EXERCISE DETAILS — Without the pictures, return all of the material exactly as written.

INPUT RECORDS —
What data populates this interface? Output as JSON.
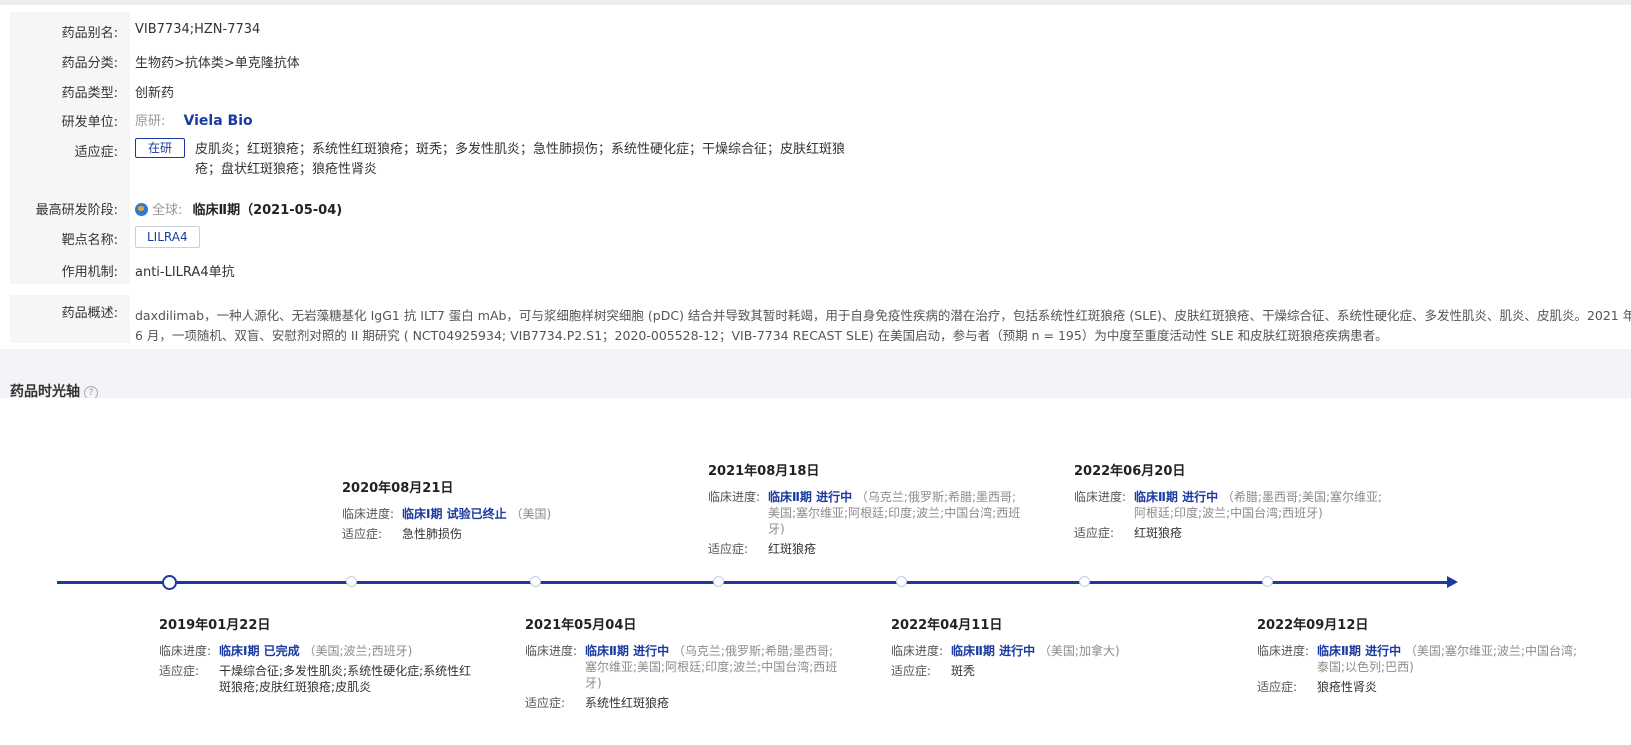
{
  "info": {
    "alias": {
      "label": "药品别名:",
      "value": "VIB7734;HZN-7734"
    },
    "category": {
      "label": "药品分类:",
      "value": "生物药>抗体类>单克隆抗体"
    },
    "type": {
      "label": "药品类型:",
      "value": "创新药"
    },
    "developer": {
      "label": "研发单位:",
      "prefix": "原研:",
      "name": "Viela Bio"
    },
    "indication": {
      "label": "适应症:",
      "tag": "在研",
      "line1": "皮肌炎；红斑狼疮；系统性红斑狼疮；斑秃；多发性肌炎；急性肺损伤；系统性硬化症；干燥综合征；皮肤红斑狼",
      "line2": "疮；盘状红斑狼疮；狼疮性肾炎"
    },
    "phase": {
      "label": "最高研发阶段:",
      "region": "全球:",
      "value": "临床Ⅱ期（2021-05-04)"
    },
    "target": {
      "label": "靶点名称:",
      "value": "LILRA4"
    },
    "mechanism": {
      "label": "作用机制:",
      "value": "anti-LILRA4单抗"
    },
    "overview": {
      "label": "药品概述:",
      "line1": "daxdilimab，一种人源化、无岩藻糖基化 IgG1 抗 ILT7 蛋白 mAb，可与浆细胞样树突细胞 (pDC) 结合并导致其暂时耗竭，用于自身免疫性疾病的潜在治疗，包括系统性红斑狼疮 (SLE)、皮肤红斑狼疮、干燥综合征、系统性硬化症、多发性肌炎、肌炎、皮肌炎。2021 年",
      "line2": "6 月，一项随机、双盲、安慰剂对照的 II 期研究 ( NCT04925934; VIB7734.P2.S1；2020-005528-12；VIB-7734 RECAST SLE) 在美国启动，参与者（预期 n = 195）为中度至重度活动性 SLE 和皮肤红斑狼疮疾病患者。"
    }
  },
  "timeline": {
    "title": "药品时光轴",
    "progress_label": "临床进度:",
    "indication_label": "适应症:",
    "events": [
      {
        "date": "2019年01月22日",
        "stage": "临床Ⅰ期 已完成",
        "countries": "（美国;波兰;西班牙)",
        "indication": "干燥综合征;多发性肌炎;系统性硬化症;系统性红斑狼疮;皮肤红斑狼疮;皮肌炎"
      },
      {
        "date": "2020年08月21日",
        "stage": "临床Ⅰ期 试验已终止",
        "countries": "（美国)",
        "indication": "急性肺损伤"
      },
      {
        "date": "2021年05月04日",
        "stage": "临床Ⅱ期 进行中",
        "countries": "（乌克兰;俄罗斯;希腊;墨西哥;塞尔维亚;美国;阿根廷;印度;波兰;中国台湾;西班牙)",
        "indication": "系统性红斑狼疮"
      },
      {
        "date": "2021年08月18日",
        "stage": "临床Ⅱ期 进行中",
        "countries": "（乌克兰;俄罗斯;希腊;墨西哥;美国;塞尔维亚;阿根廷;印度;波兰;中国台湾;西班牙)",
        "indication": "红斑狼疮"
      },
      {
        "date": "2022年04月11日",
        "stage": "临床Ⅱ期 进行中",
        "countries": "（美国;加拿大)",
        "indication": "斑秃"
      },
      {
        "date": "2022年06月20日",
        "stage": "临床Ⅱ期 进行中",
        "countries": "（希腊;墨西哥;美国;塞尔维亚;阿根廷;印度;波兰;中国台湾;西班牙)",
        "indication": "红斑狼疮"
      },
      {
        "date": "2022年09月12日",
        "stage": "临床Ⅱ期 进行中",
        "countries": "（美国;塞尔维亚;波兰;中国台湾;泰国;以色列;巴西)",
        "indication": "狼疮性肾炎"
      }
    ]
  },
  "colors": {
    "accent": "#1a3aa0",
    "muted": "#999999",
    "label_bg": "#f5f6f8"
  }
}
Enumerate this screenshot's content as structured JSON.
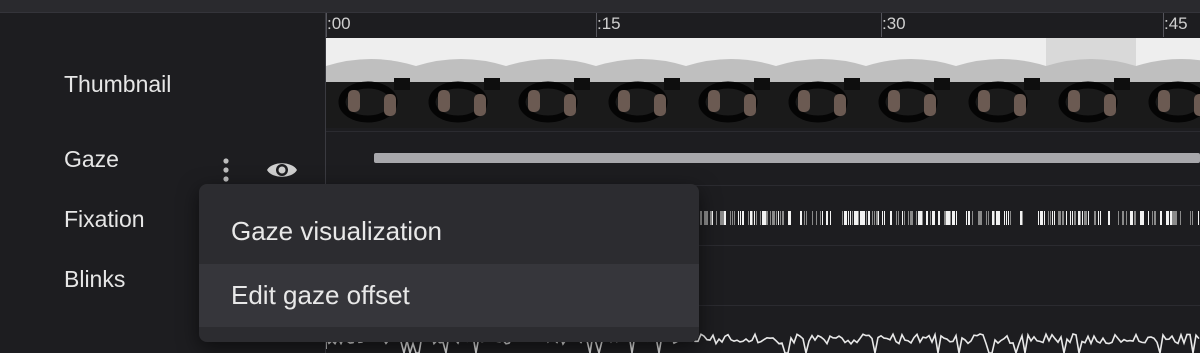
{
  "rows": {
    "thumbnail": "Thumbnail",
    "gaze": "Gaze",
    "fixation": "Fixation",
    "blinks": "Blinks"
  },
  "timeline": {
    "ticks": [
      ":00",
      ":15",
      ":30",
      ":45"
    ]
  },
  "context_menu": {
    "items": [
      "Gaze visualization",
      "Edit gaze offset"
    ],
    "highlighted_item": "Edit gaze offset"
  },
  "icons": {
    "more": "more-vertical-icon",
    "visibility": "eye-icon"
  },
  "colors": {
    "background": "#1d1d20",
    "menu_background": "#2c2c30",
    "gaze_bar": "#a8a8ac",
    "text": "#e6e6e6"
  }
}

ANSWER TO THE EXERCISE —
What data populates this interface? Output as JSON.
{
  "info": {
    "alias": {
      "label": "药品别名:",
      "value": "VIB7734;HZN-7734"
    },
    "category": {
      "label": "药品分类:",
      "value": "生物药>抗体类>单克隆抗体"
    },
    "type": {
      "label": "药品类型:",
      "value": "创新药"
    },
    "developer": {
      "label": "研发单位:",
      "prefix": "原研:",
      "name": "Viela Bio"
    },
    "indication": {
      "label": "适应症:",
      "tag": "在研",
      "line1": "皮肌炎；红斑狼疮；系统性红斑狼疮；斑秃；多发性肌炎；急性肺损伤；系统性硬化症；干燥综合征；皮肤红斑狼",
      "line2": "疮；盘状红斑狼疮；狼疮性肾炎"
    },
    "phase": {
      "label": "最高研发阶段:",
      "region": "全球:",
      "value": "临床Ⅱ期（2021-05-04)"
    },
    "target": {
      "label": "靶点名称:",
      "value": "LILRA4"
    },
    "mechanism": {
      "label": "作用机制:",
      "value": "anti-LILRA4单抗"
    },
    "overview": {
      "label": "药品概述:",
      "line1": "daxdilimab，一种人源化、无岩藻糖基化 IgG1 抗 ILT7 蛋白 mAb，可与浆细胞样树突细胞 (pDC) 结合并导致其暂时耗竭，用于自身免疫性疾病的潜在治疗，包括系统性红斑狼疮 (SLE)、皮肤红斑狼疮、干燥综合征、系统性硬化症、多发性肌炎、肌炎、皮肌炎。2021 年",
      "line2": "6 月，一项随机、双盲、安慰剂对照的 II 期研究 ( NCT04925934; VIB7734.P2.S1；2020-005528-12；VIB-7734 RECAST SLE) 在美国启动，参与者（预期 n = 195）为中度至重度活动性 SLE 和皮肤红斑狼疮疾病患者。"
    }
  },
  "timeline": {
    "title": "药品时光轴",
    "progress_label": "临床进度:",
    "indication_label": "适应症:",
    "events": [
      {
        "date": "2019年01月22日",
        "stage": "临床Ⅰ期 已完成",
        "countries": "（美国;波兰;西班牙)",
        "indication": "干燥综合征;多发性肌炎;系统性硬化症;系统性红斑狼疮;皮肤红斑狼疮;皮肌炎"
      },
      {
        "date": "2020年08月21日",
        "stage": "临床Ⅰ期 试验已终止",
        "countries": "（美国)",
        "indication": "急性肺损伤"
      },
      {
        "date": "2021年05月04日",
        "stage": "临床Ⅱ期 进行中",
        "countries": "（乌克兰;俄罗斯;希腊;墨西哥;塞尔维亚;美国;阿根廷;印度;波兰;中国台湾;西班牙)",
        "indication": "系统性红斑狼疮"
      },
      {
        "date": "2021年08月18日",
        "stage": "临床Ⅱ期 进行中",
        "countries": "（乌克兰;俄罗斯;希腊;墨西哥;美国;塞尔维亚;阿根廷;印度;波兰;中国台湾;西班牙)",
        "indication": "红斑狼疮"
      },
      {
        "date": "2022年04月11日",
        "stage": "临床Ⅱ期 进行中",
        "countries": "（美国;加拿大)",
        "indication": "斑秃"
      },
      {
        "date": "2022年06月20日",
        "stage": "临床Ⅱ期 进行中",
        "countries": "（希腊;墨西哥;美国;塞尔维亚;阿根廷;印度;波兰;中国台湾;西班牙)",
        "indication": "红斑狼疮"
      },
      {
        "date": "2022年09月12日",
        "stage": "临床Ⅱ期 进行中",
        "countries": "（美国;塞尔维亚;波兰;中国台湾;泰国;以色列;巴西)",
        "indication": "狼疮性肾炎"
      }
    ]
  },
  "colors": {
    "accent": "#1a3aa0",
    "muted": "#999999",
    "label_bg": "#f5f6f8"
  }
}
Enumerate this screenshot's content as structured JSON.
{
  "rows": {
    "thumbnail": "Thumbnail",
    "gaze": "Gaze",
    "fixation": "Fixation",
    "blinks": "Blinks"
  },
  "timeline": {
    "ticks": [
      ":00",
      ":15",
      ":30",
      ":45"
    ]
  },
  "context_menu": {
    "items": [
      "Gaze visualization",
      "Edit gaze offset"
    ],
    "highlighted_item": "Edit gaze offset"
  },
  "icons": {
    "more": "more-vertical-icon",
    "visibility": "eye-icon"
  },
  "colors": {
    "background": "#1d1d20",
    "menu_background": "#2c2c30",
    "gaze_bar": "#a8a8ac",
    "text": "#e6e6e6"
  }
}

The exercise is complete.